Task data ->
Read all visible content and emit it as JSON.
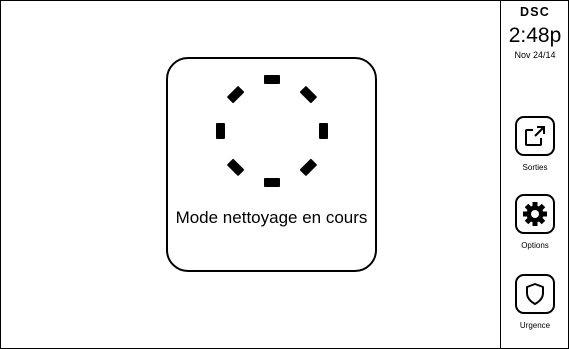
{
  "brand": "DSC",
  "clock": {
    "time": "2:48p",
    "date": "Nov 24/14"
  },
  "status": {
    "message": "Mode nettoyage en cours",
    "icon": "spinner-icon"
  },
  "sidebar": {
    "buttons": [
      {
        "label": "Sorties",
        "icon": "exit-icon"
      },
      {
        "label": "Options",
        "icon": "gear-icon"
      },
      {
        "label": "Urgence",
        "icon": "shield-icon"
      }
    ]
  },
  "colors": {
    "foreground": "#000000",
    "background": "#ffffff"
  }
}
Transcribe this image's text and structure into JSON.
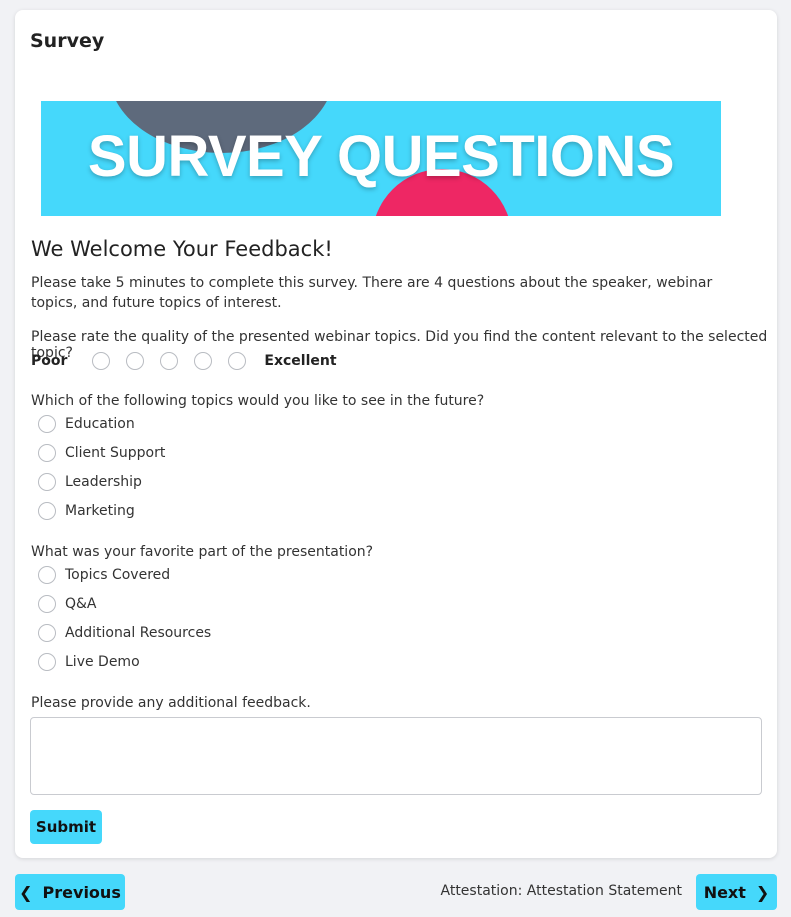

Instruction ->
Pictures in the records should not appear in your copy, but everything else must be transcribed exactly.

Complete output ->
Read all visible content and emit it as JSON.
{
  "brand": "DSC",
  "clock": {
    "time": "2:48p",
    "date": "Nov 24/14"
  },
  "status": {
    "message": "Mode nettoyage en cours",
    "icon": "spinner-icon"
  },
  "sidebar": {
    "buttons": [
      {
        "label": "Sorties",
        "icon": "exit-icon"
      },
      {
        "label": "Options",
        "icon": "gear-icon"
      },
      {
        "label": "Urgence",
        "icon": "shield-icon"
      }
    ]
  },
  "colors": {
    "foreground": "#000000",
    "background": "#ffffff"
  }
}
Transcribe this image's text and structure into JSON.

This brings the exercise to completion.